Excerpted records:
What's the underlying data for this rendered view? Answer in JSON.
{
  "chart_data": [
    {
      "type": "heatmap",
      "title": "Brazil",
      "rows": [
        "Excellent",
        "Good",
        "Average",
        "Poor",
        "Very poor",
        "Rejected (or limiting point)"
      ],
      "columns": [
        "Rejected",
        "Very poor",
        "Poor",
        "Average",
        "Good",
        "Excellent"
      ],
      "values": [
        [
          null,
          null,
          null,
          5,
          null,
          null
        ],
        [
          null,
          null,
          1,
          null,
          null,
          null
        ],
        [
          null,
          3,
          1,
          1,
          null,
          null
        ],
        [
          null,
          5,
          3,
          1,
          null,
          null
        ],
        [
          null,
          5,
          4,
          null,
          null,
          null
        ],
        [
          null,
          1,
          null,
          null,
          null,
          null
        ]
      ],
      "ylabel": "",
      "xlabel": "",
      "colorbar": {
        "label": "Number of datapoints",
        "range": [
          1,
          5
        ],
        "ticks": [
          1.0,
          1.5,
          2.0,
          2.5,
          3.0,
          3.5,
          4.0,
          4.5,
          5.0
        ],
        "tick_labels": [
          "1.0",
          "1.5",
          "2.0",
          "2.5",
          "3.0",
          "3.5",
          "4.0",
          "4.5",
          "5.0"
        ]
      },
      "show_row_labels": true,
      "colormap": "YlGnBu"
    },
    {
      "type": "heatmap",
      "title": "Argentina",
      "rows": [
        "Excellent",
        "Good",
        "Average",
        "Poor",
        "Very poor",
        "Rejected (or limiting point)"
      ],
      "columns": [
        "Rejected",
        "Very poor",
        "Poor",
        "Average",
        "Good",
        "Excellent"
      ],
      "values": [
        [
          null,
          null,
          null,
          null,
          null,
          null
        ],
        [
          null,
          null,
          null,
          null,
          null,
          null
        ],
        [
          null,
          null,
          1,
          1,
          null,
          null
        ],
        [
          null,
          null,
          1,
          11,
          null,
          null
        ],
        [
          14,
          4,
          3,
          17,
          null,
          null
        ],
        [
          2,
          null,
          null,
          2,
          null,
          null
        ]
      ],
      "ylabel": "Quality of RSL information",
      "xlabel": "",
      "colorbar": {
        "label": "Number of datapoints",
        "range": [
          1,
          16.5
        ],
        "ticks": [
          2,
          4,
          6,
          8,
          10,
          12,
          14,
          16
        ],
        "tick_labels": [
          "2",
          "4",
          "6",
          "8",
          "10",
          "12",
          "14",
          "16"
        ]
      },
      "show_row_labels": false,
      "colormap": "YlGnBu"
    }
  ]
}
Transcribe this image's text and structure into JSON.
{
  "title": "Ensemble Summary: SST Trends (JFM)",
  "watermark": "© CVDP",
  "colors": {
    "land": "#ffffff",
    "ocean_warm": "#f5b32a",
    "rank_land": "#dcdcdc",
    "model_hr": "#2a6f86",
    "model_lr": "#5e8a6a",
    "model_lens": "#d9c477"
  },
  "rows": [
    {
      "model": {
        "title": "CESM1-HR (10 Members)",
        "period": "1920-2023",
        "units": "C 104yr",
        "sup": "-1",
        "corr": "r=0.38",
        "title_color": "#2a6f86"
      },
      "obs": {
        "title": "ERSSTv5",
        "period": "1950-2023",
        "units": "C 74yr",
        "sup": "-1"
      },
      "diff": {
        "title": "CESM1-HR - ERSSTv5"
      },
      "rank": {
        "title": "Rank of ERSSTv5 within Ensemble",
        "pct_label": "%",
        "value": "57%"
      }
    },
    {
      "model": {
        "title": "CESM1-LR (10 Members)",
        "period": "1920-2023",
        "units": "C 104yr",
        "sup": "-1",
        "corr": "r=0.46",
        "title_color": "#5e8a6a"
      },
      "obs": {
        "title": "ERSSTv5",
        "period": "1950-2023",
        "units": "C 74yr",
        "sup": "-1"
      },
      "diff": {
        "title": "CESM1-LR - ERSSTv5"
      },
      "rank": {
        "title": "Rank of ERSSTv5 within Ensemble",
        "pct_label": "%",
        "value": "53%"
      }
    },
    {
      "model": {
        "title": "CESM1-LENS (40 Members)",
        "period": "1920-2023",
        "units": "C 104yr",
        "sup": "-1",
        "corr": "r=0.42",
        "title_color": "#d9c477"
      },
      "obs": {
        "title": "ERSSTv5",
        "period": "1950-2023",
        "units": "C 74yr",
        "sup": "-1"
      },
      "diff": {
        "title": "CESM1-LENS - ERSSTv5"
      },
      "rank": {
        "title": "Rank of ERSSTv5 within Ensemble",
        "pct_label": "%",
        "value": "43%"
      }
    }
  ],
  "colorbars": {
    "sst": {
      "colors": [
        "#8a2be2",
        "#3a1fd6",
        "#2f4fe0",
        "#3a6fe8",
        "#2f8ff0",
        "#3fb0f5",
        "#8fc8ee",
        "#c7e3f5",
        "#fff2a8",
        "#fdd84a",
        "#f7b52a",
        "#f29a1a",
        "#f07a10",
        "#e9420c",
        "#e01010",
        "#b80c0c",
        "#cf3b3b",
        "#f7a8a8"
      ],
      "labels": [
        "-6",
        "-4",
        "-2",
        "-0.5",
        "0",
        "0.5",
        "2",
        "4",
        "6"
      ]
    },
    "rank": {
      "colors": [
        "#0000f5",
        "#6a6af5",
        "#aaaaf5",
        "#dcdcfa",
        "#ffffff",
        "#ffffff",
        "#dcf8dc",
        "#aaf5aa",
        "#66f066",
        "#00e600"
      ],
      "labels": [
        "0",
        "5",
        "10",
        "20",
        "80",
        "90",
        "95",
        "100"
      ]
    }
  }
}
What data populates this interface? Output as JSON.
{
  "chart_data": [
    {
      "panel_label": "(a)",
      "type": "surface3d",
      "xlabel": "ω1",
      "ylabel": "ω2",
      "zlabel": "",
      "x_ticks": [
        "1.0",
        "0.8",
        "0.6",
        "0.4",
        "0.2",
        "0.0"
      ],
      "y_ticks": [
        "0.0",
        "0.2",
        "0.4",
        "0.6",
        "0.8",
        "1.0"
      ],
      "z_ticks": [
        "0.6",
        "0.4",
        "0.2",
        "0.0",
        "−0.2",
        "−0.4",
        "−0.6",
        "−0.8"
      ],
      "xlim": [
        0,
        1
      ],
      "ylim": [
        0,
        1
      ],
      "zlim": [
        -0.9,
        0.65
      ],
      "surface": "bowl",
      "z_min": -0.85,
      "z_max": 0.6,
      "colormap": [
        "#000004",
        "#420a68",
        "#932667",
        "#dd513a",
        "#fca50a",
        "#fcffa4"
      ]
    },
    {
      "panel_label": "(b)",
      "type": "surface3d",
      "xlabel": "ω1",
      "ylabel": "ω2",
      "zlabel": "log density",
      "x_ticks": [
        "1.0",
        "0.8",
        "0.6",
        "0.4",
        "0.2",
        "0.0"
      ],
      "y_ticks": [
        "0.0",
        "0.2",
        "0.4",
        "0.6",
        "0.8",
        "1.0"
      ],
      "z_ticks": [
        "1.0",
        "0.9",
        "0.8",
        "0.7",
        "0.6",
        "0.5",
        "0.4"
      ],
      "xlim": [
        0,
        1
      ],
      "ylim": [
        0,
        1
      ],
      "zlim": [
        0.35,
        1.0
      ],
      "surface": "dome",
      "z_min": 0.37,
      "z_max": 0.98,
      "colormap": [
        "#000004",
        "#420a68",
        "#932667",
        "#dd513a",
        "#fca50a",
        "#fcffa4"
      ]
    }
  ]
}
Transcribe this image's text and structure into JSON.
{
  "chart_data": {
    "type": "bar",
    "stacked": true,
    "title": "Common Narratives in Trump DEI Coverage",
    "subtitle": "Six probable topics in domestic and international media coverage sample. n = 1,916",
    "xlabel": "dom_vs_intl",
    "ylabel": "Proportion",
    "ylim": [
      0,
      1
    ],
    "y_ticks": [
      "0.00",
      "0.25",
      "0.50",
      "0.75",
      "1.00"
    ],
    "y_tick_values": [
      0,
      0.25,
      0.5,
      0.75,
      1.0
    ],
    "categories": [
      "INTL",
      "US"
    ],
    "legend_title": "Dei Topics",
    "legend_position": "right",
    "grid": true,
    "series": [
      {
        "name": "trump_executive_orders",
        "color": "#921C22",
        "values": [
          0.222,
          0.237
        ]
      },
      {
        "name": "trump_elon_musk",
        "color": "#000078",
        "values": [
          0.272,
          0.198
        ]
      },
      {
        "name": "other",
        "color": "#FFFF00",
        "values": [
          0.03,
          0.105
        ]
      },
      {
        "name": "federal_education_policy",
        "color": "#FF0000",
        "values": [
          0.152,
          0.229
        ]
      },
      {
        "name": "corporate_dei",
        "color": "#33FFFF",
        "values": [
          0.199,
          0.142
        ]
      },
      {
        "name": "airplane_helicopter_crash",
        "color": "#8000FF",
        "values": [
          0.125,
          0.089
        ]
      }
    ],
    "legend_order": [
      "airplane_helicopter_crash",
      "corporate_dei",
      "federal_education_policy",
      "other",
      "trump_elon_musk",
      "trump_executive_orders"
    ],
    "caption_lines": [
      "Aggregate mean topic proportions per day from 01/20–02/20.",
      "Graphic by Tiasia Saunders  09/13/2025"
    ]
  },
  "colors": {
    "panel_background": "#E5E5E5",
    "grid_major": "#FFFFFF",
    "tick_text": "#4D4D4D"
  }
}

Problem description: Lines from the records above that hold "this" are the ones to list.

Result:
What's the underlying data for this rendered view? Answer in JSON.
Transcribe this image's text and structure into JSON.
What data populates this interface? Output as JSON.
Transcribe this image's text and structure into JSON.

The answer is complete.